■ Extract to read ■
•••

A young, female
foreigner (Sarah-Jeanne Labrosse) walks into a London pharmacy,
noticeably in pain and crying out for help. Seconds later, she
falls to the floor, blood flowing from her body to her feet. The
girl is rushed to the hospital, where she dies in the process of
giving birth to a premature baby girl. No one comes looking for
the girl (or her newborn); she is left unidentified with only a
diary written in Russian to clue the hospital into whom she
might be.
Anna (Naomi
Watts), the midwife who delivered the girl’s baby, sees the
moral need to find the baby’s family. Skimming through the pages
of the diary of the deceased, whose name she discovers was
Tatiana, Anna finds a business card for a Trans-Siberian
restaurant. Anna pays a visit to the manager of the restaurant,
Semyon (Armin Mueller-Stahl), who claims he doesn’t know
anything of Tatiana but offers to translate the diary’s Russian
text to help out. What Anna doesn’t know is that Semyon is
actually the head of a Russian mob that used Tatiana for sex,
and plans to translate the diary inaccurately in order to cover
up the truth. Also prominent in the picture is the mob’s driver,
Nikolai (Viggo Mortensen), who Anna views as strangely alluring.
Eastern
Promises contains a fairly conventional mob-story and was
done in a style rather typical of director David Cronenberg, but
the fusion of these two familiar elements results in a
surprisingly original film. The tonal darkness and thematic
exploration of violence accomplished by Cronenberg’s directorial
approach provide the morality-play that Semyon’s mob engages in
a much-needed sense of depth. As was the case with Francis Ford
Coppola’s infamous The Godfather, Eastern Promises
never fails to recognize the confused motivations and
charismatic presences of its morally repugnant thugs of
characters.

•••

■ Study material ■
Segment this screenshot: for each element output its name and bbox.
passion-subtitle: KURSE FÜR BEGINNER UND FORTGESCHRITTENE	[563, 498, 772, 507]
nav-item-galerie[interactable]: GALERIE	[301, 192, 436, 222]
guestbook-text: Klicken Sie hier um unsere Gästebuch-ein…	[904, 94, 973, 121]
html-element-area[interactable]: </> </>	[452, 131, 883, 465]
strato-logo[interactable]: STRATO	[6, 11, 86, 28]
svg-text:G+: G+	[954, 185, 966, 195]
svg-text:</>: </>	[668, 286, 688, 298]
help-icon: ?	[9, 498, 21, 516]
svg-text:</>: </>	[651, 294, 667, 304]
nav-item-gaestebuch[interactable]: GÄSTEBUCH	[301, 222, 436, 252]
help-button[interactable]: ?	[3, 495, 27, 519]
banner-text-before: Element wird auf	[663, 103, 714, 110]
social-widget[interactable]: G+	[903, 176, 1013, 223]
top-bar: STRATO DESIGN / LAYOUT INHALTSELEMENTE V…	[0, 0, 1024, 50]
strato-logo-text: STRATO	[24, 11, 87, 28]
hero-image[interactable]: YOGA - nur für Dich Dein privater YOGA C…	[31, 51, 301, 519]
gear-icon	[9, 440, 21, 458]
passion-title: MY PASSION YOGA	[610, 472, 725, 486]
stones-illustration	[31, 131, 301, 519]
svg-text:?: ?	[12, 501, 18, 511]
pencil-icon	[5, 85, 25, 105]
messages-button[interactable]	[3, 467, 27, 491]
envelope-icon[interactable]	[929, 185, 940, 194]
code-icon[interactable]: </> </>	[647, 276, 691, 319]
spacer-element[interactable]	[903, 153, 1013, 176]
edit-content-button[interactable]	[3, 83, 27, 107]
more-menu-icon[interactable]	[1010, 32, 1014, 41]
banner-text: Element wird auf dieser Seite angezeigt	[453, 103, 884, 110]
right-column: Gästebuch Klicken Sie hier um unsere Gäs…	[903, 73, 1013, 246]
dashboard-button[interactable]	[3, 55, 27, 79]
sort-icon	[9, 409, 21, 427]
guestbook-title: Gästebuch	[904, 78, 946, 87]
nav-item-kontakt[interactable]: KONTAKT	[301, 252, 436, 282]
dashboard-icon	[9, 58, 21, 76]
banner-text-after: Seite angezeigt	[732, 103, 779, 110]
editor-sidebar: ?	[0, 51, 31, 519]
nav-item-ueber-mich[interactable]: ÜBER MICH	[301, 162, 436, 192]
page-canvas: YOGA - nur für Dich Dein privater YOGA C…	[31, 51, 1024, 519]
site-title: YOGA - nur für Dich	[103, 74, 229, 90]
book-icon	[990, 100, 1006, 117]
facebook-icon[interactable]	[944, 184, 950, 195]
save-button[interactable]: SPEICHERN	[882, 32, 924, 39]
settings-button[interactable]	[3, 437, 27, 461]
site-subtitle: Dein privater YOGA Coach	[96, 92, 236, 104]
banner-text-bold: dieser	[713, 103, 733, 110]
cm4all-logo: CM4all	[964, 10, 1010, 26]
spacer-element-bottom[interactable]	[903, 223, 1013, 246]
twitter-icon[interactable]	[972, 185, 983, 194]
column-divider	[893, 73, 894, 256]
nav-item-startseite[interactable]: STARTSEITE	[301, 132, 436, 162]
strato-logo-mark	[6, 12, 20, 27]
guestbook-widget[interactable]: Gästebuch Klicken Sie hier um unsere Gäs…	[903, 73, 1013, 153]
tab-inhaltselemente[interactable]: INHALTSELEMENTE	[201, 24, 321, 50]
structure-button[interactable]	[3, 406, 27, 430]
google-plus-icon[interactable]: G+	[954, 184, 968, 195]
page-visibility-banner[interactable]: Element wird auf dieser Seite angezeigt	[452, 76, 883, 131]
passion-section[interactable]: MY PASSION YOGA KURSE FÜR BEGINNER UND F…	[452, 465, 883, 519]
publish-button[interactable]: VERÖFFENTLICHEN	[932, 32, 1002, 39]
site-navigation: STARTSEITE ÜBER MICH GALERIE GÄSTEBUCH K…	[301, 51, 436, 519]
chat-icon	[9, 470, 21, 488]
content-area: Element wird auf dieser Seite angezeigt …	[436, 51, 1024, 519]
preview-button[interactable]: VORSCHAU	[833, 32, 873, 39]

•••

■ Task requirements ■
Continue the review of the film Eastern Promises above, starting after its final sentence.

■ Reply ■
The
effectiveness of Cronenberg’s trademark style doesn’t only
enhance Eastern Promises’ ability to understand its
characters on a psychological level, but also allows them to act
far more realistically in the film than they would have at the
hand of another director. Cronenberg fearlessly invites brutal
amounts of realistic violence into his frames: fingers are cut
off and throats are slit. Most shocking of all sequences in the
film is a sauna-staged knife-fight between Nikolai and men from
a rival mob.
Many have
criticized several of the casting-decisions for the film, but I
am willing to ardently defend every performance in it. The most
controversial selection is Naomi Watts as Anna; many think the
actress is too “pretty” for the role. I would argue that Watts’
considerable cosmopolitan qualities allow her to evoke the
audience’s sympathies easily, yielding her a natural and strong
protagonist. These personality characteristics make her
exchanges with Mortensen, utterly brilliant here, all the more
effective, especially after a startling plot-twist regarding his
character is revealed.
An effective
character-study and a wholly entertaining mob-movie, Eastern
Promises will satisfy all viewers who aren’t put off by its
high level of gruesomeness. Successfully coupling Cronenberg’s
brooding style with uniformly excellent performances from the
cast, it stands as one of the fall season’s finest offerings
thus far.
-Danny Baldwin,
Bucket Reviews
Review Published
on: 9.24.2007
Screened on:
9.21.2007 at the Edwards San Marcos 18 in San Marcos, CA.
Eastern Promises is rated R and runs
100
minutes.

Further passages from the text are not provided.